▼

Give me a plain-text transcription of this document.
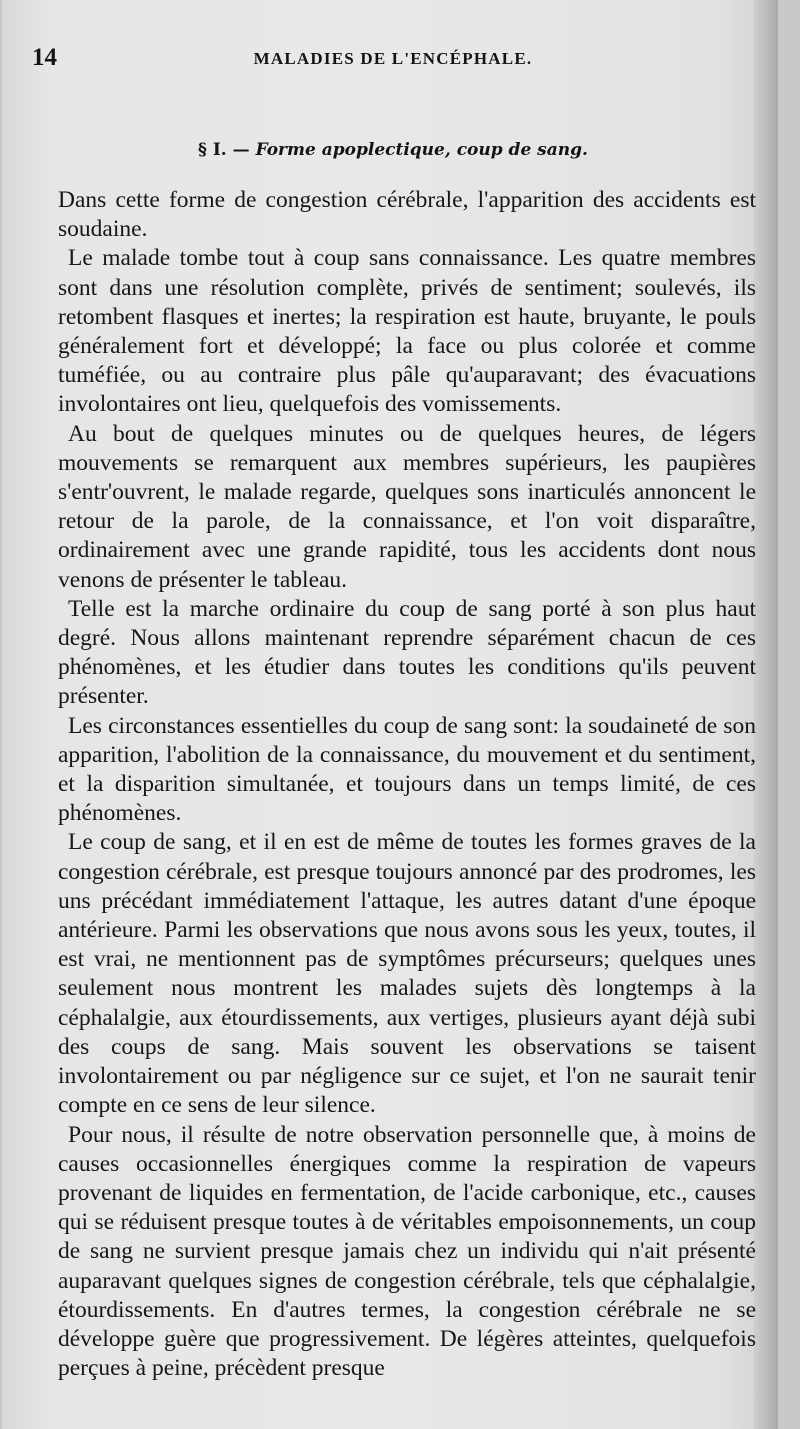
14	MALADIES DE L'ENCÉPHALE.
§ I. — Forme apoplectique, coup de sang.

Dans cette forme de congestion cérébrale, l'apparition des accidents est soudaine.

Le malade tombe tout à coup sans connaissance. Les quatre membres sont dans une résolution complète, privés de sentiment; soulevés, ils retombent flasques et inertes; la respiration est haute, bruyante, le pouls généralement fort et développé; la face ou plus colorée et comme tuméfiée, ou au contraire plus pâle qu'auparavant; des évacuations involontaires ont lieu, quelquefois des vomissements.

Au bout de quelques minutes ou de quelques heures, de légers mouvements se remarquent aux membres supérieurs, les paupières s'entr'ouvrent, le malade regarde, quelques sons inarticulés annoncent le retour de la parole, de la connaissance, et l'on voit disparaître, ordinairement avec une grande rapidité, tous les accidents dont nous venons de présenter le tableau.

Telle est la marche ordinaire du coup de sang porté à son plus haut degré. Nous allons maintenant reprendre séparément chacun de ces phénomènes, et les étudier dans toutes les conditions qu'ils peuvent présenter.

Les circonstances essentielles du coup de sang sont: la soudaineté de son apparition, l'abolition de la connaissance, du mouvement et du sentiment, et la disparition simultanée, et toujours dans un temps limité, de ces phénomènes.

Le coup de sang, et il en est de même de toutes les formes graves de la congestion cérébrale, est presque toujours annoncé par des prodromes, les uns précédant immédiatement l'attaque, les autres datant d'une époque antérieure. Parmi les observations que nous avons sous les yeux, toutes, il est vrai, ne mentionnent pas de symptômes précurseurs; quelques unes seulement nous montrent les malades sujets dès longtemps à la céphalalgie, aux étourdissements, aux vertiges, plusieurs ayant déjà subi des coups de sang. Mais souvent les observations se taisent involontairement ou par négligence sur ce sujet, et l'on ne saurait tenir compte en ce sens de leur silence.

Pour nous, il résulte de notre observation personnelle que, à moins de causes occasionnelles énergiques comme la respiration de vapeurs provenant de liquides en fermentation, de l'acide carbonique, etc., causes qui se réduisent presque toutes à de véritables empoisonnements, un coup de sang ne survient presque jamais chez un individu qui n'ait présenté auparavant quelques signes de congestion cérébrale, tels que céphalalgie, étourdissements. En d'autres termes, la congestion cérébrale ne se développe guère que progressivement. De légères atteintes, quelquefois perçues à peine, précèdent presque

▲

Given exercise. Output all of the records exactly as they appear above, but not the pictures.

Expected answer.
Give me a plain-text transcription of this document.
14	MALADIES DE L'ENCÉPHALE.
§ I. — Forme apoplectique, coup de sang.

Dans cette forme de congestion cérébrale, l'apparition des accidents est soudaine.

Le malade tombe tout à coup sans connaissance. Les quatre membres sont dans une résolution complète, privés de sentiment; soulevés, ils retombent flasques et inertes; la respiration est haute, bruyante, le pouls généralement fort et développé; la face ou plus colorée et comme tuméfiée, ou au contraire plus pâle qu'auparavant; des évacuations involontaires ont lieu, quelquefois des vomissements.

Au bout de quelques minutes ou de quelques heures, de légers mouvements se remarquent aux membres supérieurs, les paupières s'entr'ouvrent, le malade regarde, quelques sons inarticulés annoncent le retour de la parole, de la connaissance, et l'on voit disparaître, ordinairement avec une grande rapidité, tous les accidents dont nous venons de présenter le tableau.

Telle est la marche ordinaire du coup de sang porté à son plus haut degré. Nous allons maintenant reprendre séparément chacun de ces phénomènes, et les étudier dans toutes les conditions qu'ils peuvent présenter.

Les circonstances essentielles du coup de sang sont: la soudaineté de son apparition, l'abolition de la connaissance, du mouvement et du sentiment, et la disparition simultanée, et toujours dans un temps limité, de ces phénomènes.

Le coup de sang, et il en est de même de toutes les formes graves de la congestion cérébrale, est presque toujours annoncé par des prodromes, les uns précédant immédiatement l'attaque, les autres datant d'une époque antérieure. Parmi les observations que nous avons sous les yeux, toutes, il est vrai, ne mentionnent pas de symptômes précurseurs; quelques unes seulement nous montrent les malades sujets dès longtemps à la céphalalgie, aux étourdissements, aux vertiges, plusieurs ayant déjà subi des coups de sang. Mais souvent les observations se taisent involontairement ou par négligence sur ce sujet, et l'on ne saurait tenir compte en ce sens de leur silence.

Pour nous, il résulte de notre observation personnelle que, à moins de causes occasionnelles énergiques comme la respiration de vapeurs provenant de liquides en fermentation, de l'acide carbonique, etc., causes qui se réduisent presque toutes à de véritables empoisonnements, un coup de sang ne survient presque jamais chez un individu qui n'ait présenté auparavant quelques signes de congestion cérébrale, tels que céphalalgie, étourdissements. En d'autres termes, la congestion cérébrale ne se développe guère que progressivement. De légères atteintes, quelquefois perçues à peine, précèdent presque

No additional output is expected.